[Structured figure records]
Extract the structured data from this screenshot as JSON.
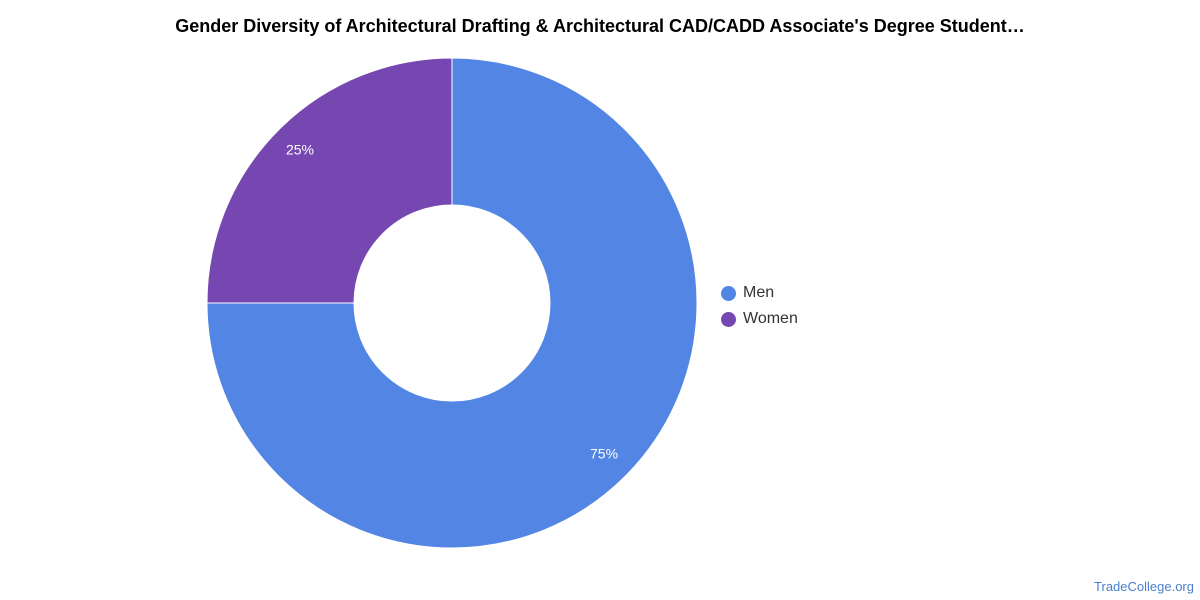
{
  "chart_data": {
    "type": "pie",
    "title": "Gender Diversity of Architectural Drafting & Architectural CAD/CADD Associate's Degree Student…",
    "categories": [
      "Men",
      "Women"
    ],
    "values": [
      75,
      25
    ],
    "data_labels": [
      "75%",
      "25%"
    ],
    "colors": [
      "#5386e4",
      "#7647b1"
    ],
    "donut": true,
    "legend_placement": "right"
  },
  "source": "TradeCollege.org"
}
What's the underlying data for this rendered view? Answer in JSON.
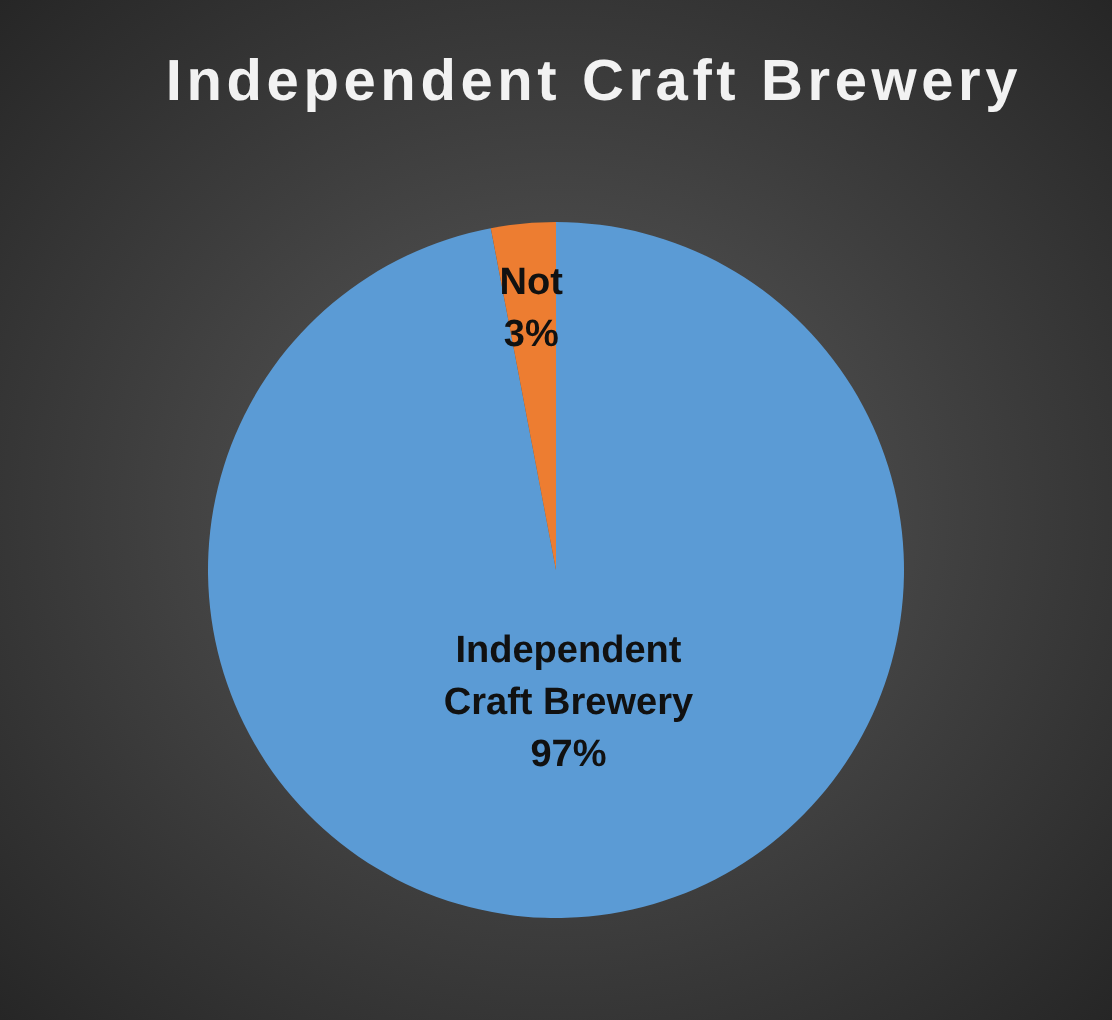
{
  "chart_data": {
    "type": "pie",
    "title": "Independent Craft Brewery",
    "categories": [
      "Independent Craft Brewery",
      "Not"
    ],
    "values": [
      97,
      3
    ],
    "colors": [
      "#5b9bd5",
      "#ed7d31"
    ],
    "value_labels": [
      "97%",
      "3%"
    ]
  }
}
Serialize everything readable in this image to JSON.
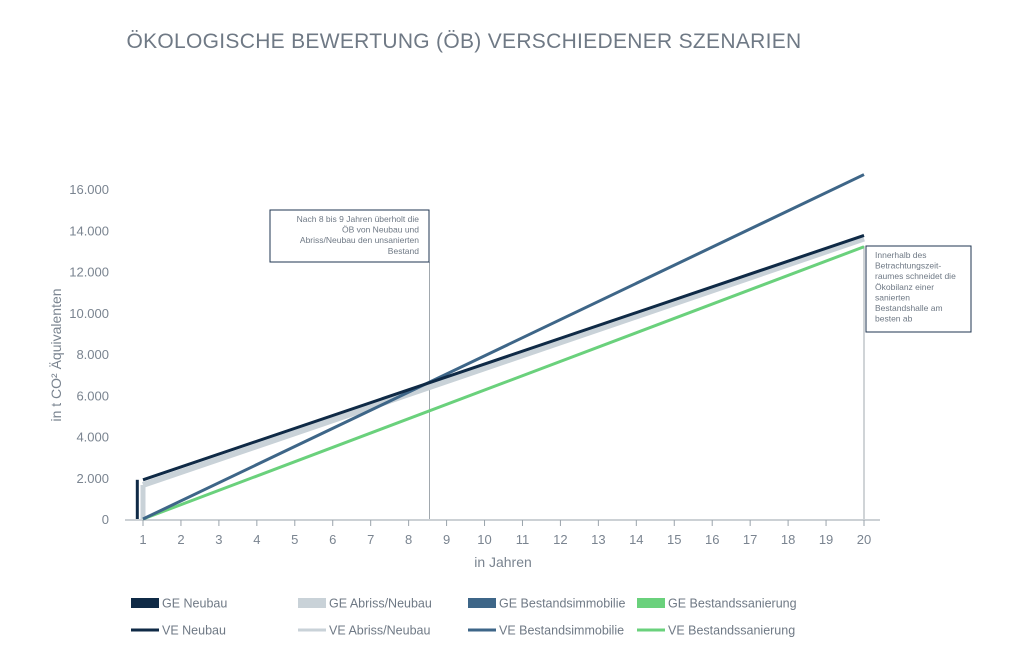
{
  "title": "ÖKOLOGISCHE BEWERTUNG (ÖB) VERSCHIEDENER SZENARIEN",
  "chart_data": {
    "type": "line",
    "title": "ÖKOLOGISCHE BEWERTUNG (ÖB) VERSCHIEDENER SZENARIEN",
    "xlabel": "in Jahren",
    "ylabel": "in t CO² Äquivalenten",
    "x": [
      1,
      20
    ],
    "xlim": [
      1,
      20
    ],
    "ylim": [
      0,
      16000
    ],
    "x_ticks": [
      "1",
      "2",
      "3",
      "4",
      "5",
      "6",
      "7",
      "8",
      "9",
      "10",
      "11",
      "12",
      "13",
      "14",
      "15",
      "16",
      "17",
      "18",
      "19",
      "20"
    ],
    "y_ticks": [
      {
        "value": 0,
        "label": "0"
      },
      {
        "value": 2000,
        "label": "2.000"
      },
      {
        "value": 4000,
        "label": "4.000"
      },
      {
        "value": 6000,
        "label": "6.000"
      },
      {
        "value": 8000,
        "label": "8.000"
      },
      {
        "value": 10000,
        "label": "10.000"
      },
      {
        "value": 12000,
        "label": "12.000"
      },
      {
        "value": 14000,
        "label": "14.000"
      },
      {
        "value": 16000,
        "label": "16.000"
      }
    ],
    "grid": false,
    "legend_position": "bottom",
    "bars": [
      {
        "name": "GE Neubau",
        "x": 0.85,
        "value": 1900,
        "color": "#0f2a46"
      },
      {
        "name": "GE Abriss/Neubau",
        "x": 1.0,
        "value": 1650,
        "color": "#c9d2d8"
      }
    ],
    "series": [
      {
        "name": "VE Abriss/Neubau",
        "color": "#c9d2d8",
        "width": 6,
        "x": [
          1,
          20
        ],
        "values": [
          1650,
          13600
        ]
      },
      {
        "name": "VE Bestandssanierung",
        "color": "#6ad17c",
        "width": 3,
        "x": [
          1,
          20
        ],
        "values": [
          0,
          13200
        ]
      },
      {
        "name": "VE Bestandsimmobilie",
        "color": "#3e6688",
        "width": 3,
        "x": [
          1,
          20
        ],
        "values": [
          0,
          16700
        ]
      },
      {
        "name": "VE Neubau",
        "color": "#0f2a46",
        "width": 3,
        "x": [
          1,
          20
        ],
        "values": [
          1900,
          13750
        ]
      }
    ],
    "reference_lines": [
      {
        "x": 8.55,
        "label": "Nach 8 bis 9 Jahren überholt die ÖB von Neubau und Abriss/Neubau den unsanierten Bestand"
      },
      {
        "x": 20,
        "label": "Innerhalb des Betrachtungszeitraumes schneidet die Ökobilanz einer sanierten Bestandshalle am besten ab"
      }
    ],
    "annotations": [
      {
        "lines": [
          "Nach 8 bis 9 Jahren überholt die",
          "ÖB von Neubau und",
          "Abriss/Neubau den unsanierten",
          "Bestand"
        ],
        "align": "right"
      },
      {
        "lines": [
          "Innerhalb des",
          "Betrachtungszeit-",
          "raumes schneidet die",
          "Ökobilanz einer",
          "sanierten",
          "Bestandshalle am",
          "besten ab"
        ],
        "align": "left"
      }
    ],
    "legend": [
      {
        "label": "GE Neubau",
        "color": "#0f2a46",
        "kind": "bar"
      },
      {
        "label": "GE Abriss/Neubau",
        "color": "#c9d2d8",
        "kind": "bar"
      },
      {
        "label": "GE Bestandsimmobilie",
        "color": "#3e6688",
        "kind": "bar"
      },
      {
        "label": "GE Bestandssanierung",
        "color": "#6ad17c",
        "kind": "bar"
      },
      {
        "label": "VE Neubau",
        "color": "#0f2a46",
        "kind": "line"
      },
      {
        "label": "VE Abriss/Neubau",
        "color": "#c9d2d8",
        "kind": "line"
      },
      {
        "label": "VE Bestandsimmobilie",
        "color": "#3e6688",
        "kind": "line"
      },
      {
        "label": "VE Bestandssanierung",
        "color": "#6ad17c",
        "kind": "line"
      }
    ]
  }
}
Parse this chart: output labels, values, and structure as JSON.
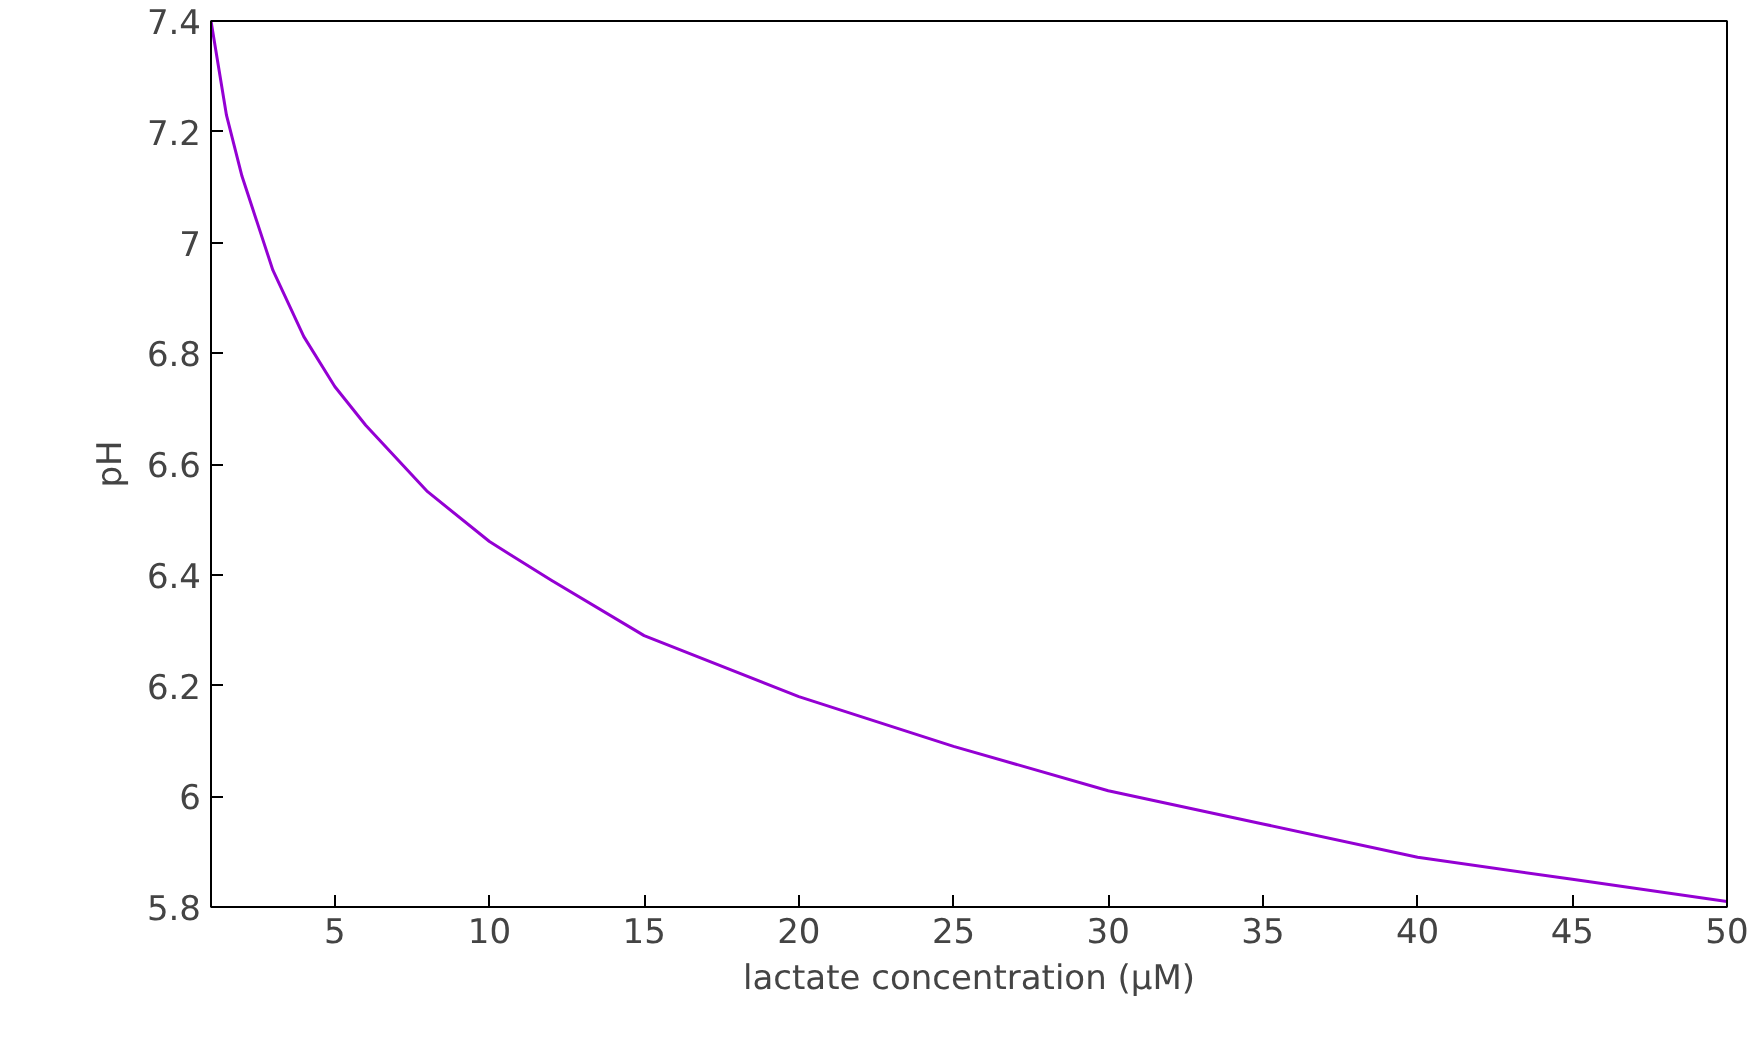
{
  "chart_data": {
    "type": "line",
    "xlabel": "lactate concentration (µM)",
    "ylabel": "pH",
    "x": [
      1,
      1.5,
      2,
      3,
      4,
      5,
      6,
      8,
      10,
      12,
      15,
      20,
      25,
      30,
      35,
      40,
      45,
      50
    ],
    "series": [
      {
        "color": "#9400d3",
        "values": [
          7.4,
          7.23,
          7.12,
          6.95,
          6.83,
          6.74,
          6.67,
          6.55,
          6.46,
          6.39,
          6.29,
          6.18,
          6.09,
          6.01,
          5.95,
          5.89,
          5.85,
          5.81
        ]
      }
    ],
    "xlim": [
      1,
      50
    ],
    "xticks": [
      5,
      10,
      15,
      20,
      25,
      30,
      35,
      40,
      45,
      50
    ],
    "ylim": [
      5.8,
      7.4
    ],
    "yticks": [
      {
        "value": 5.8,
        "label": "5.8"
      },
      6,
      {
        "value": 6.2,
        "label": "6.2"
      },
      {
        "value": 6.4,
        "label": "6.4"
      },
      {
        "value": 6.6,
        "label": "6.6"
      },
      {
        "value": 6.8,
        "label": "6.8"
      },
      7,
      {
        "value": 7.2,
        "label": "7.2"
      },
      {
        "value": 7.4,
        "label": "7.4"
      }
    ],
    "line_style": "solid"
  }
}
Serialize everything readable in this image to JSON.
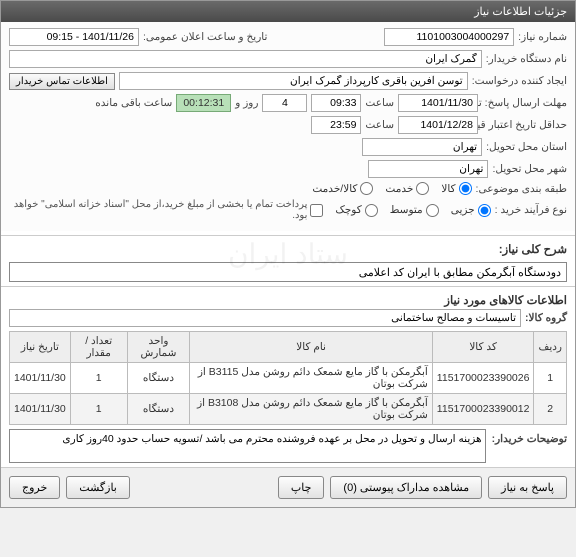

→ **Given exercise**:
Copy out every line of the material above that mentions the word "ylabel".

→ **Exercise solution**:
    "ylabel": "in t CO² Äquivalenten",
    "ylabel": "pH",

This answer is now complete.